Aim of the task – Transcribe only what runs from the line containing "Convert this document image to plain text." through the final line below, exactly, and leave every picture out.

Items from a data source
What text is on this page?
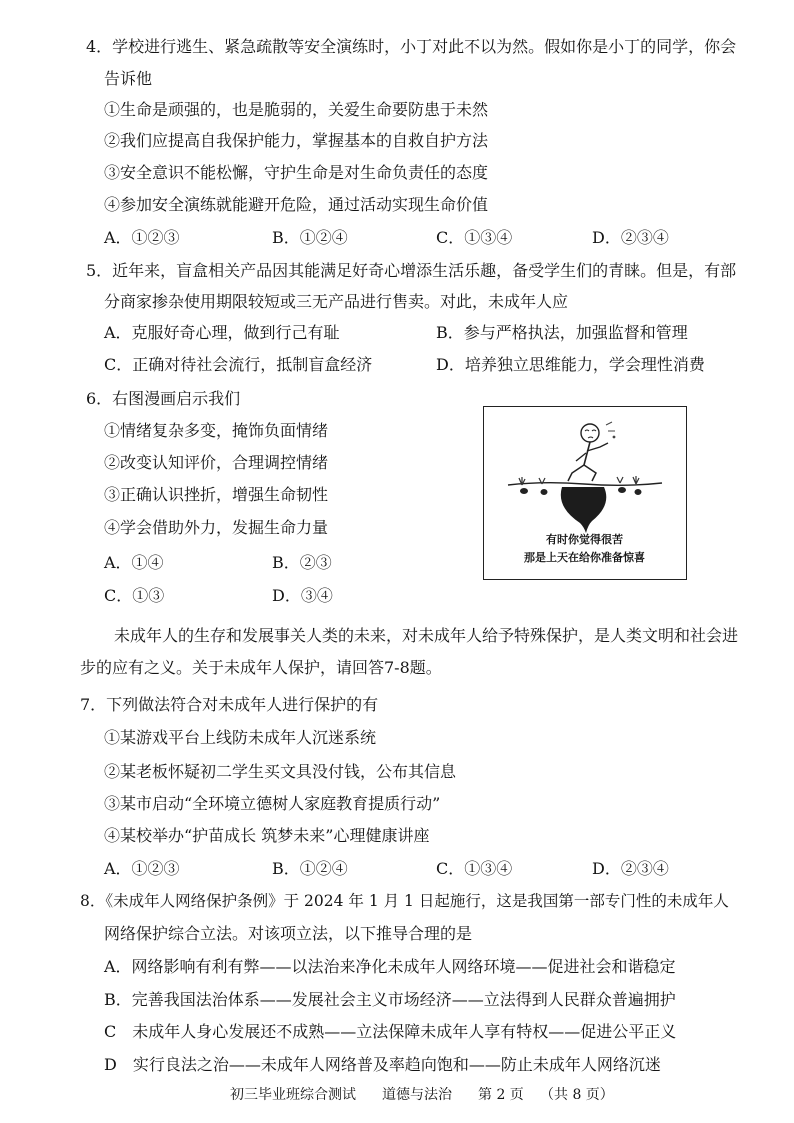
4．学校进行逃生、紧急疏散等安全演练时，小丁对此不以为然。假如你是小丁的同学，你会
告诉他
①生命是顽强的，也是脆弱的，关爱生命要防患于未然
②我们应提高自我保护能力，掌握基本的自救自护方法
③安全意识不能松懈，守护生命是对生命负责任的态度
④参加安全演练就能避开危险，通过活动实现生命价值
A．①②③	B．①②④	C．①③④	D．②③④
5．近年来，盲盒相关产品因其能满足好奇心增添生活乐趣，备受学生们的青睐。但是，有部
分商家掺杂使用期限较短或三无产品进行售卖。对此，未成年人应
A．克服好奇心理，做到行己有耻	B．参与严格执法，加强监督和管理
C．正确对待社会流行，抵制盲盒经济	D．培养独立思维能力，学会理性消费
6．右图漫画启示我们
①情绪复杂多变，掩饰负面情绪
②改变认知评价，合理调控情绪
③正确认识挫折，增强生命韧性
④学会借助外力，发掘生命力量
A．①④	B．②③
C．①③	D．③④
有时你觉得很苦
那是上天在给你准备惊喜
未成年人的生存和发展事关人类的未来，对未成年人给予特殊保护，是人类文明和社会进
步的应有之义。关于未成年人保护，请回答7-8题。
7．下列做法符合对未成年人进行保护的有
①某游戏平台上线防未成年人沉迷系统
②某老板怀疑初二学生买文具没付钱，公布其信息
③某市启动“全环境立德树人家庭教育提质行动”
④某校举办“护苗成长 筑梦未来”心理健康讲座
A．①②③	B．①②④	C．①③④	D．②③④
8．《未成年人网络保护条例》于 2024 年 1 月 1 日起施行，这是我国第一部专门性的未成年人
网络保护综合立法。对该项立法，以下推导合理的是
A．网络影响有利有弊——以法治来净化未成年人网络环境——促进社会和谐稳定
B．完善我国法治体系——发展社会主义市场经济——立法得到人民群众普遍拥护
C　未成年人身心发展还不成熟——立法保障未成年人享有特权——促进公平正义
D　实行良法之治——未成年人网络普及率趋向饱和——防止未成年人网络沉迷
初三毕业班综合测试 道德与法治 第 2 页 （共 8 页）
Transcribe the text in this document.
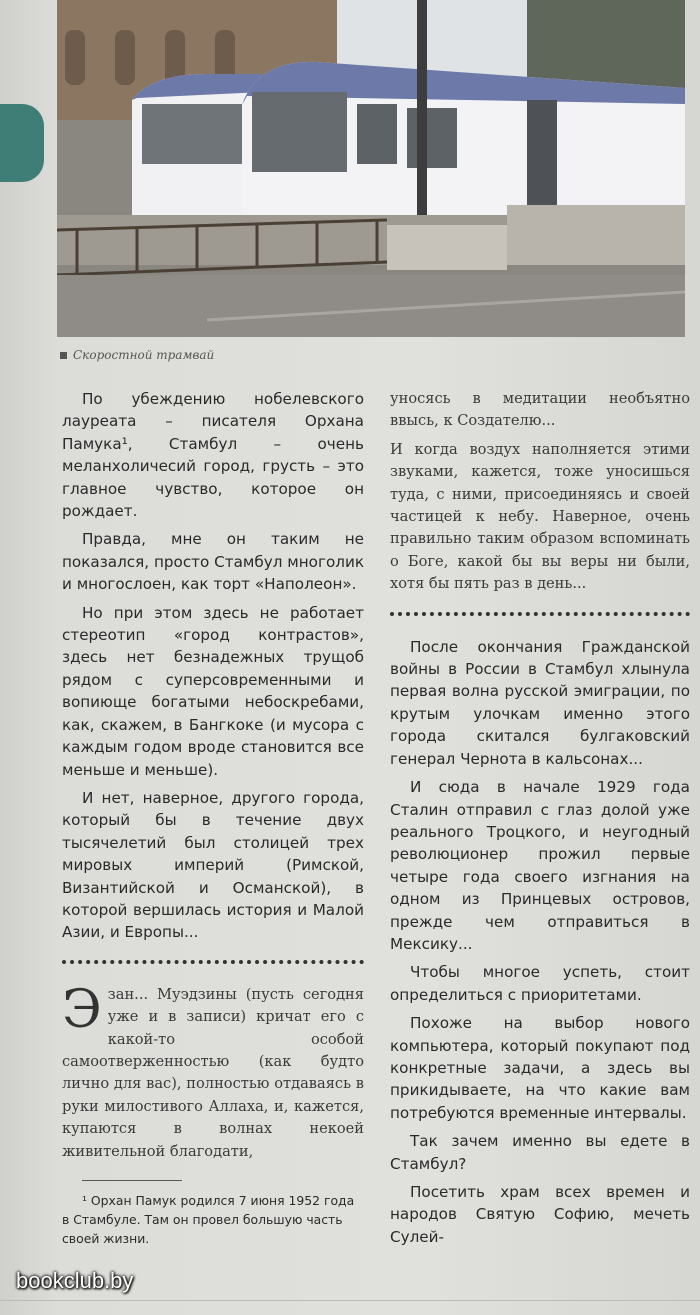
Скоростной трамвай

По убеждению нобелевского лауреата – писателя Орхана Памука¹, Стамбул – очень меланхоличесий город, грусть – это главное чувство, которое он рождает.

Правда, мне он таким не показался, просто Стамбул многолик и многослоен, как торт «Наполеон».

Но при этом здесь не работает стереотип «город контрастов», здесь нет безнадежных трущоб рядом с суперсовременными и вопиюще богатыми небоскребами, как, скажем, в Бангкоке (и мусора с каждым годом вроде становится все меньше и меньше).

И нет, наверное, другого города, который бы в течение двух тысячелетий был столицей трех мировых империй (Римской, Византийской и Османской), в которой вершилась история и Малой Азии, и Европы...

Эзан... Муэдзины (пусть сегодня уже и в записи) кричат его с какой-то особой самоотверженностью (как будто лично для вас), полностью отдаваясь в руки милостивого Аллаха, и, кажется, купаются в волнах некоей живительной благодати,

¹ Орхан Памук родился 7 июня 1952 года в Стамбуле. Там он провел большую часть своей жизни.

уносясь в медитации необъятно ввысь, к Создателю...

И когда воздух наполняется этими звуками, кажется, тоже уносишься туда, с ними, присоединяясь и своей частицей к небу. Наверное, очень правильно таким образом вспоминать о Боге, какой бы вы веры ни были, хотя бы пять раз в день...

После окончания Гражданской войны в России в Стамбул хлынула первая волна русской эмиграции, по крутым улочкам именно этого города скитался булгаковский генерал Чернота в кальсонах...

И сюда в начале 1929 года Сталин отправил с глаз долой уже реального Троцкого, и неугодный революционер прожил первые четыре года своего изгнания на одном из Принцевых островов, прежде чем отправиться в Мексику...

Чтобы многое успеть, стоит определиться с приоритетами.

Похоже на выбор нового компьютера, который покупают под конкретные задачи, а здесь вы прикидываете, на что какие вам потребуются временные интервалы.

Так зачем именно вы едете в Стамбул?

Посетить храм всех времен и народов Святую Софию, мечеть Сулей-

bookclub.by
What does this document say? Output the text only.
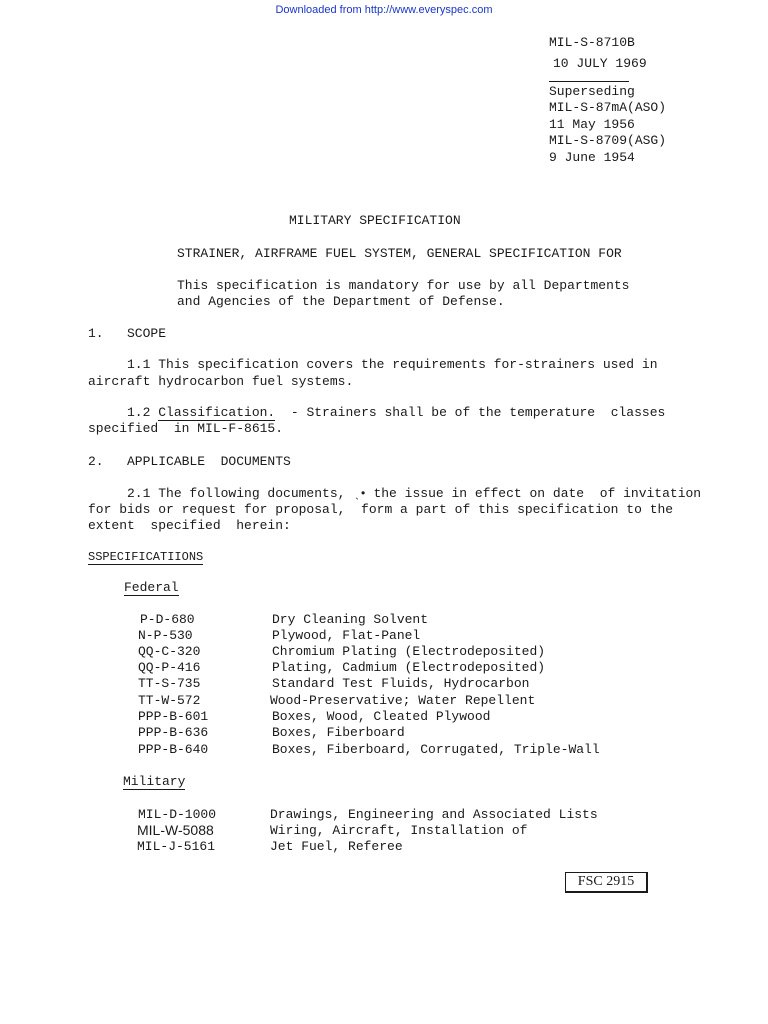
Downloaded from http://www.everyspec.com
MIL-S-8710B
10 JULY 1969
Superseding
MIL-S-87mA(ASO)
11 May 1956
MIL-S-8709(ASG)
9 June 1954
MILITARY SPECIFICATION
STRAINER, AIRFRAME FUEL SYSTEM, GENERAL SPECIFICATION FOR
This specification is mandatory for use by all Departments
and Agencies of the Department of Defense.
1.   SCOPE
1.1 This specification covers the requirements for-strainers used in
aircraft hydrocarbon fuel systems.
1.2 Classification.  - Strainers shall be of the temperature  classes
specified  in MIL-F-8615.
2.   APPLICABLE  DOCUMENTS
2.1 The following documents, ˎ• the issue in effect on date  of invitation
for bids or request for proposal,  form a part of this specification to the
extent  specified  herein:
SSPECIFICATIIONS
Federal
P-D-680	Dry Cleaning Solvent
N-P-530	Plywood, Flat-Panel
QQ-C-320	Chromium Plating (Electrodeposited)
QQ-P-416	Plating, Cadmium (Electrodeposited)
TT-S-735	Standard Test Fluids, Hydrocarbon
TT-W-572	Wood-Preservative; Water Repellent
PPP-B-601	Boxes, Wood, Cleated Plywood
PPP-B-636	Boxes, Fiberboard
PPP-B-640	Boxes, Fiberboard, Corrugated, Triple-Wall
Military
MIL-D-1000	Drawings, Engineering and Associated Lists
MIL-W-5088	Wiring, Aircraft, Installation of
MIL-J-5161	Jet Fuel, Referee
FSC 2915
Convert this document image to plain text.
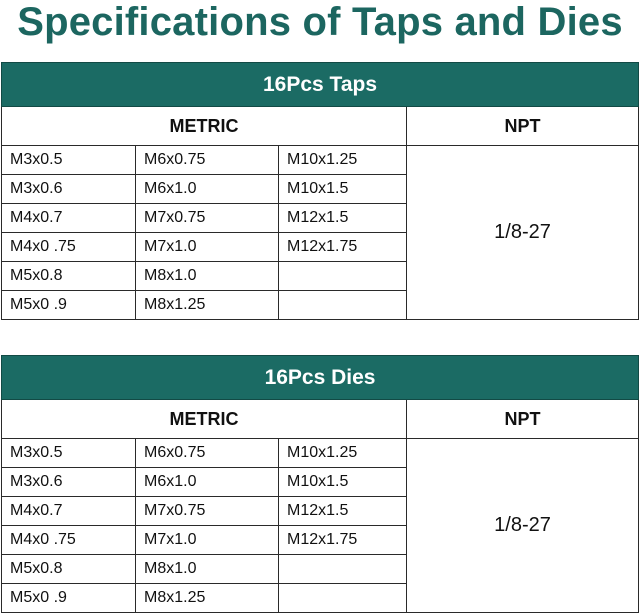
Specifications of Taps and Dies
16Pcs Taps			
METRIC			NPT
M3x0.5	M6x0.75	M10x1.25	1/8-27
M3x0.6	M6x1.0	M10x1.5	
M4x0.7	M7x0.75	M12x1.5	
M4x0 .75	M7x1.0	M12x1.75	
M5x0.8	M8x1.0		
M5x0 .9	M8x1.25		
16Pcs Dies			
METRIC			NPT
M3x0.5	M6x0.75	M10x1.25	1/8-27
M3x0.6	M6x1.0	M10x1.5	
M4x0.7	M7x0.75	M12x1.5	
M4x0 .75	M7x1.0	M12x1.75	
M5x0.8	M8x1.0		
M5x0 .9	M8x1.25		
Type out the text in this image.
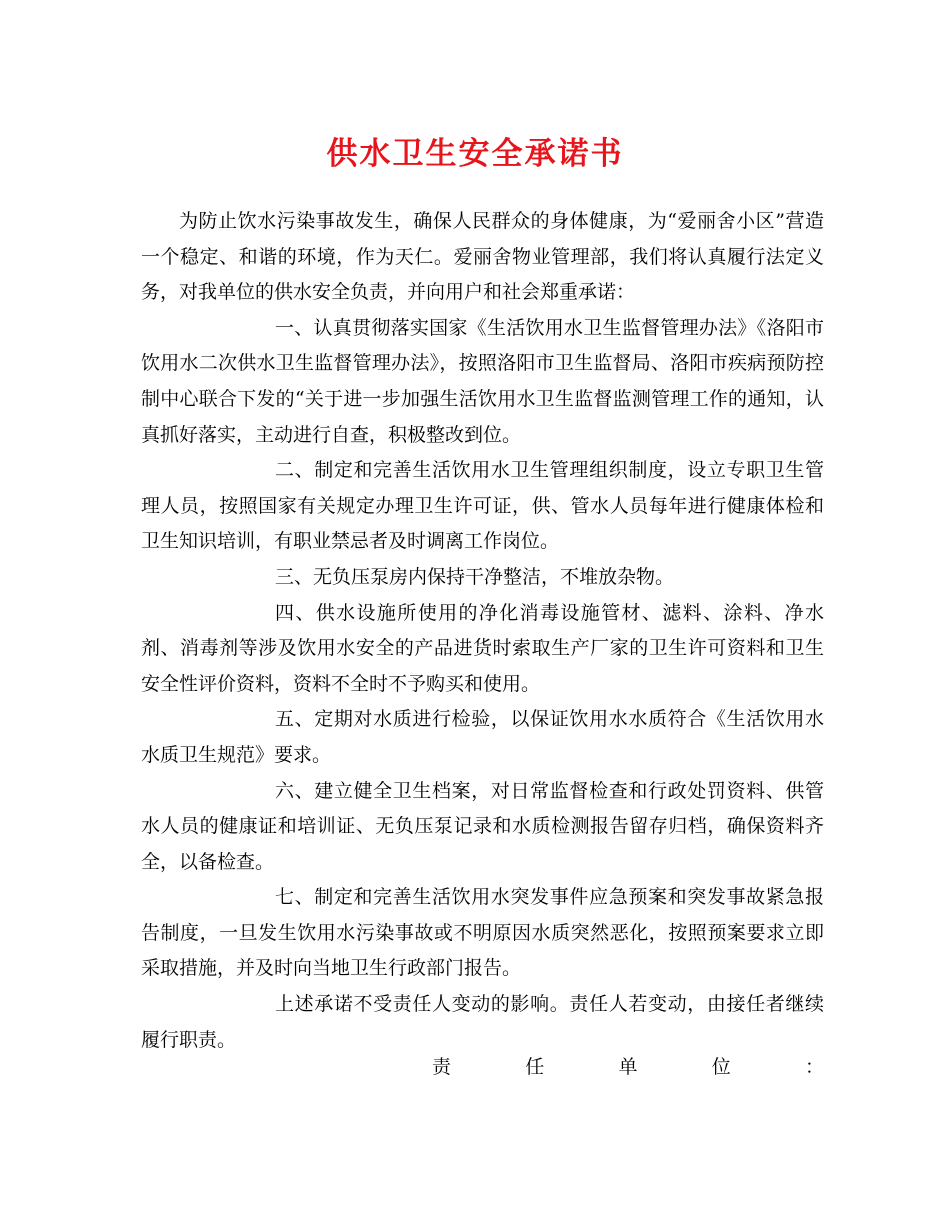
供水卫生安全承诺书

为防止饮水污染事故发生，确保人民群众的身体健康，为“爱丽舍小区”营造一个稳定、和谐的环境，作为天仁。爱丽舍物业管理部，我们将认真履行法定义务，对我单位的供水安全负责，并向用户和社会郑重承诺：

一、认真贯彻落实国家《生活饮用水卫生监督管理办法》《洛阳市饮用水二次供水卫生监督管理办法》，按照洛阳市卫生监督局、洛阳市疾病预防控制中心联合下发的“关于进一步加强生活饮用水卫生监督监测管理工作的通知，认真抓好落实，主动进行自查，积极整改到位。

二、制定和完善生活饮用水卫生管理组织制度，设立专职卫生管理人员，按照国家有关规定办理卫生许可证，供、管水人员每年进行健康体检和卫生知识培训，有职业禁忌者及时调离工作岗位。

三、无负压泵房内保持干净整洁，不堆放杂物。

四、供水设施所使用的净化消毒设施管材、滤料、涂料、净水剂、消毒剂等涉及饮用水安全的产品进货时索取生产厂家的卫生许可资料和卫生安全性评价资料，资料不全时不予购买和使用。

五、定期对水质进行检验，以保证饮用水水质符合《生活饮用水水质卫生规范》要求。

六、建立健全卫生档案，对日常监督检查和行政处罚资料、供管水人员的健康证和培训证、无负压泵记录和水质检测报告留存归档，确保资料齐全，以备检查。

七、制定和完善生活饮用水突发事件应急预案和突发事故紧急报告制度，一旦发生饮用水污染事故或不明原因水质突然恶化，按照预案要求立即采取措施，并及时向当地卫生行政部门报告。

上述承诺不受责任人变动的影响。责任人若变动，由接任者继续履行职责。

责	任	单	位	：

Final answer –
Convert this document image to plain text.
Specifications of Taps and Dies
16Pcs Taps			
METRIC			NPT
M3x0.5	M6x0.75	M10x1.25	1/8-27
M3x0.6	M6x1.0	M10x1.5	
M4x0.7	M7x0.75	M12x1.5	
M4x0 .75	M7x1.0	M12x1.75	
M5x0.8	M8x1.0		
M5x0 .9	M8x1.25		
16Pcs Dies			
METRIC			NPT
M3x0.5	M6x0.75	M10x1.25	1/8-27
M3x0.6	M6x1.0	M10x1.5	
M4x0.7	M7x0.75	M12x1.5	
M4x0 .75	M7x1.0	M12x1.75	
M5x0.8	M8x1.0		
M5x0 .9	M8x1.25		
Type out the text in this image.
供水卫生安全承诺书

为防止饮水污染事故发生，确保人民群众的身体健康，为“爱丽舍小区”营造一个稳定、和谐的环境，作为天仁。爱丽舍物业管理部，我们将认真履行法定义务，对我单位的供水安全负责，并向用户和社会郑重承诺：

一、认真贯彻落实国家《生活饮用水卫生监督管理办法》《洛阳市饮用水二次供水卫生监督管理办法》，按照洛阳市卫生监督局、洛阳市疾病预防控制中心联合下发的“关于进一步加强生活饮用水卫生监督监测管理工作的通知，认真抓好落实，主动进行自查，积极整改到位。

二、制定和完善生活饮用水卫生管理组织制度，设立专职卫生管理人员，按照国家有关规定办理卫生许可证，供、管水人员每年进行健康体检和卫生知识培训，有职业禁忌者及时调离工作岗位。

三、无负压泵房内保持干净整洁，不堆放杂物。

四、供水设施所使用的净化消毒设施管材、滤料、涂料、净水剂、消毒剂等涉及饮用水安全的产品进货时索取生产厂家的卫生许可资料和卫生安全性评价资料，资料不全时不予购买和使用。

五、定期对水质进行检验，以保证饮用水水质符合《生活饮用水水质卫生规范》要求。

六、建立健全卫生档案，对日常监督检查和行政处罚资料、供管水人员的健康证和培训证、无负压泵记录和水质检测报告留存归档，确保资料齐全，以备检查。

七、制定和完善生活饮用水突发事件应急预案和突发事故紧急报告制度，一旦发生饮用水污染事故或不明原因水质突然恶化，按照预案要求立即采取措施，并及时向当地卫生行政部门报告。

上述承诺不受责任人变动的影响。责任人若变动，由接任者继续履行职责。

责	任	单	位	：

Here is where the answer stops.